▶ Written instruction
Pick out every line with the word "name" and copy it.

▶ Data section
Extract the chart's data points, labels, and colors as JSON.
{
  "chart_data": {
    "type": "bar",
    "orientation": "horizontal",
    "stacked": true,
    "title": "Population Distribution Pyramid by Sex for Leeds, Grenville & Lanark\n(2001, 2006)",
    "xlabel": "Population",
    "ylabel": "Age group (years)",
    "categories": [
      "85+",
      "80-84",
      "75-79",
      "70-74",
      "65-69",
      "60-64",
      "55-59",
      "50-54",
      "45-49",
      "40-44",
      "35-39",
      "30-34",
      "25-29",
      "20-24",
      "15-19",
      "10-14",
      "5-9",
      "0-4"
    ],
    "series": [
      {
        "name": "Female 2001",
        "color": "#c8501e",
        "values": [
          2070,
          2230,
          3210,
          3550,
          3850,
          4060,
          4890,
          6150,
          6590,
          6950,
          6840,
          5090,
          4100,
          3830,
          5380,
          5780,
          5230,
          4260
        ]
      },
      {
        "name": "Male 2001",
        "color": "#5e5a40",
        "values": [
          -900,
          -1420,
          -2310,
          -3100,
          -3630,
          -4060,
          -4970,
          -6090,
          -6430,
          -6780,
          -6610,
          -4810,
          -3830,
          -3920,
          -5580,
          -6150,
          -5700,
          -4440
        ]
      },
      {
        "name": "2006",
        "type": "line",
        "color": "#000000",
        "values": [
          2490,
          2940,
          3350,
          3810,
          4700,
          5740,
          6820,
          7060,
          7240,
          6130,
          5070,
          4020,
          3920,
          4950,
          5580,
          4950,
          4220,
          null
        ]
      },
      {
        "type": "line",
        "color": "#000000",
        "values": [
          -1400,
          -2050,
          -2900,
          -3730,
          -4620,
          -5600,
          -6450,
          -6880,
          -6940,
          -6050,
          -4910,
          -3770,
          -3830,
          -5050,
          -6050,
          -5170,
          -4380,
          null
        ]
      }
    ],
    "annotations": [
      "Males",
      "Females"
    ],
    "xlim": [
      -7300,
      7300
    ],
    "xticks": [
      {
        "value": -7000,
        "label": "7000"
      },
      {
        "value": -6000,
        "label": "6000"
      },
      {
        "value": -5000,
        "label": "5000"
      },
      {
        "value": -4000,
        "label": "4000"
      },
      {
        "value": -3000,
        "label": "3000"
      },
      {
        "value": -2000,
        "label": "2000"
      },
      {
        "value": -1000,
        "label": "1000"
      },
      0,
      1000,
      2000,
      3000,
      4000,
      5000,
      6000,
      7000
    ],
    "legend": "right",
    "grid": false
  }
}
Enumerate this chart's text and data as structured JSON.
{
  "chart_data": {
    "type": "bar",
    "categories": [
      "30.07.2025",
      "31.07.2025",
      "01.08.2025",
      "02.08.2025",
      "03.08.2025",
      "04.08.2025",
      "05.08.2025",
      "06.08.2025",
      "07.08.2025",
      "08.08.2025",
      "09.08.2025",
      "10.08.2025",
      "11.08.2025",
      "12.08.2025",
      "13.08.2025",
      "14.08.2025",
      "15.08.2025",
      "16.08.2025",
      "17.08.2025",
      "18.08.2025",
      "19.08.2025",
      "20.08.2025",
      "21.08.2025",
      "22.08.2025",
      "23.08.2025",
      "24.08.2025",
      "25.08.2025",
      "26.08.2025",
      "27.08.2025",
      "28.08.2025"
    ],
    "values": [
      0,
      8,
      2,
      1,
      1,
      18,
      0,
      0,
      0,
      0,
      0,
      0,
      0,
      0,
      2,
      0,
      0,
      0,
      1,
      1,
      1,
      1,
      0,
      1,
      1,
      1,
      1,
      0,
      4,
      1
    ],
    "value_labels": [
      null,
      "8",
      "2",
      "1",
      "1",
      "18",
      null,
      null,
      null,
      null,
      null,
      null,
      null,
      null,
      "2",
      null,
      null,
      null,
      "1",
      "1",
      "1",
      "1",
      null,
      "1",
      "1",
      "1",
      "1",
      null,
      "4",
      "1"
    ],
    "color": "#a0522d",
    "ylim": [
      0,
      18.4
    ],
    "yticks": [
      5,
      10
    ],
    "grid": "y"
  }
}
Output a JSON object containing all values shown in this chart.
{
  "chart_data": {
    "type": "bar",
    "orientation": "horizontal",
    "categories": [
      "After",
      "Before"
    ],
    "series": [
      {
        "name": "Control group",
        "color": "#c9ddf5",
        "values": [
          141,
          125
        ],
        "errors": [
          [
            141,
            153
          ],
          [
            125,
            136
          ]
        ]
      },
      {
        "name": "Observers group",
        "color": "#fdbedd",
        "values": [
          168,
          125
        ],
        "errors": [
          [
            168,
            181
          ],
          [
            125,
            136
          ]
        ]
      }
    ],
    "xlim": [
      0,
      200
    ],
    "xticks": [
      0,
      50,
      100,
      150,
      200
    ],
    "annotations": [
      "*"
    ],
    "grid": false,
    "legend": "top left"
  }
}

▶ Final result
        "name": "Female 2001",
        "name": "Male 2001",
        "name": "2006",
        "name": "Control group",
        "name": "Observers group",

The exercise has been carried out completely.